__Data listing__
** begin **
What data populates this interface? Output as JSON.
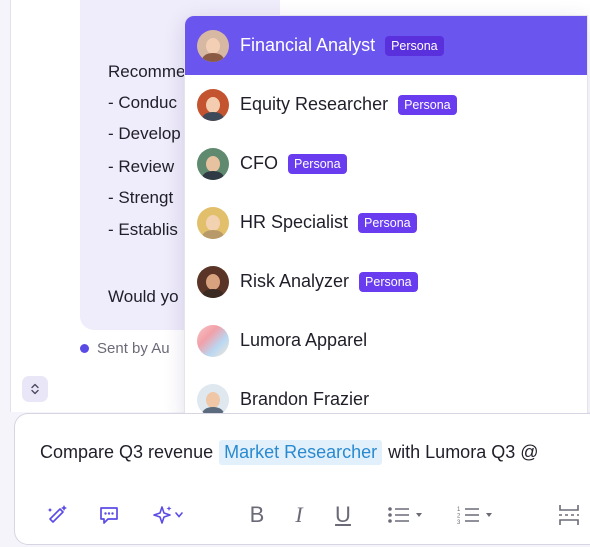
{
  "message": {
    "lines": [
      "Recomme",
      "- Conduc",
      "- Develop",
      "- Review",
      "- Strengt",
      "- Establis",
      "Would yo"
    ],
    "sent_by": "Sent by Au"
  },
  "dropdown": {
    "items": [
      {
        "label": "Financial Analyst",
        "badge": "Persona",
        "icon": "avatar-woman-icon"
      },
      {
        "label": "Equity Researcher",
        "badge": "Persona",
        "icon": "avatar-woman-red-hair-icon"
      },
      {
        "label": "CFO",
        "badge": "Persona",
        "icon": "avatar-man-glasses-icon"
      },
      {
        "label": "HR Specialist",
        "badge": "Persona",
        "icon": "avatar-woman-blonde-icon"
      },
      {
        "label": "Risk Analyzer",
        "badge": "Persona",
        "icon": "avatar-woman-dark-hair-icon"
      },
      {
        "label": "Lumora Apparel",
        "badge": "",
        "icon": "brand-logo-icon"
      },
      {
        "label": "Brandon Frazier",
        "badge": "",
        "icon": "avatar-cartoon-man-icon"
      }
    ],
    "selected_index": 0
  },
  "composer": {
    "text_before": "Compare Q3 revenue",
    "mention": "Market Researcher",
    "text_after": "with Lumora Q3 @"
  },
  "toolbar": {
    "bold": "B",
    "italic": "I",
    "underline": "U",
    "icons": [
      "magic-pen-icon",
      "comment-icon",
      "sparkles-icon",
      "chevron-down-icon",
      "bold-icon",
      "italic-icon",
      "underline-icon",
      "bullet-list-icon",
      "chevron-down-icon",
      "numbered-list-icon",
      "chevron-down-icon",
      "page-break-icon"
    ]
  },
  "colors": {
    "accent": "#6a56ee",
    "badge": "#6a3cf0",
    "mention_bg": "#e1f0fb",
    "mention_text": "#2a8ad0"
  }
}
** end **
__STATED EXERCISE__
Leave out the pictures, and give all the records again exactly.

__EXERCISE OUTPUT__
What data populates this interface? Output as JSON.
{
  "message": {
    "lines": [
      "Recomme",
      "- Conduc",
      "- Develop",
      "- Review",
      "- Strengt",
      "- Establis",
      "Would yo"
    ],
    "sent_by": "Sent by Au"
  },
  "dropdown": {
    "items": [
      {
        "label": "Financial Analyst",
        "badge": "Persona",
        "icon": "avatar-woman-icon"
      },
      {
        "label": "Equity Researcher",
        "badge": "Persona",
        "icon": "avatar-woman-red-hair-icon"
      },
      {
        "label": "CFO",
        "badge": "Persona",
        "icon": "avatar-man-glasses-icon"
      },
      {
        "label": "HR Specialist",
        "badge": "Persona",
        "icon": "avatar-woman-blonde-icon"
      },
      {
        "label": "Risk Analyzer",
        "badge": "Persona",
        "icon": "avatar-woman-dark-hair-icon"
      },
      {
        "label": "Lumora Apparel",
        "badge": "",
        "icon": "brand-logo-icon"
      },
      {
        "label": "Brandon Frazier",
        "badge": "",
        "icon": "avatar-cartoon-man-icon"
      }
    ],
    "selected_index": 0
  },
  "composer": {
    "text_before": "Compare Q3 revenue",
    "mention": "Market Researcher",
    "text_after": "with Lumora Q3 @"
  },
  "toolbar": {
    "bold": "B",
    "italic": "I",
    "underline": "U",
    "icons": [
      "magic-pen-icon",
      "comment-icon",
      "sparkles-icon",
      "chevron-down-icon",
      "bold-icon",
      "italic-icon",
      "underline-icon",
      "bullet-list-icon",
      "chevron-down-icon",
      "numbered-list-icon",
      "chevron-down-icon",
      "page-break-icon"
    ]
  },
  "colors": {
    "accent": "#6a56ee",
    "badge": "#6a3cf0",
    "mention_bg": "#e1f0fb",
    "mention_text": "#2a8ad0"
  }
}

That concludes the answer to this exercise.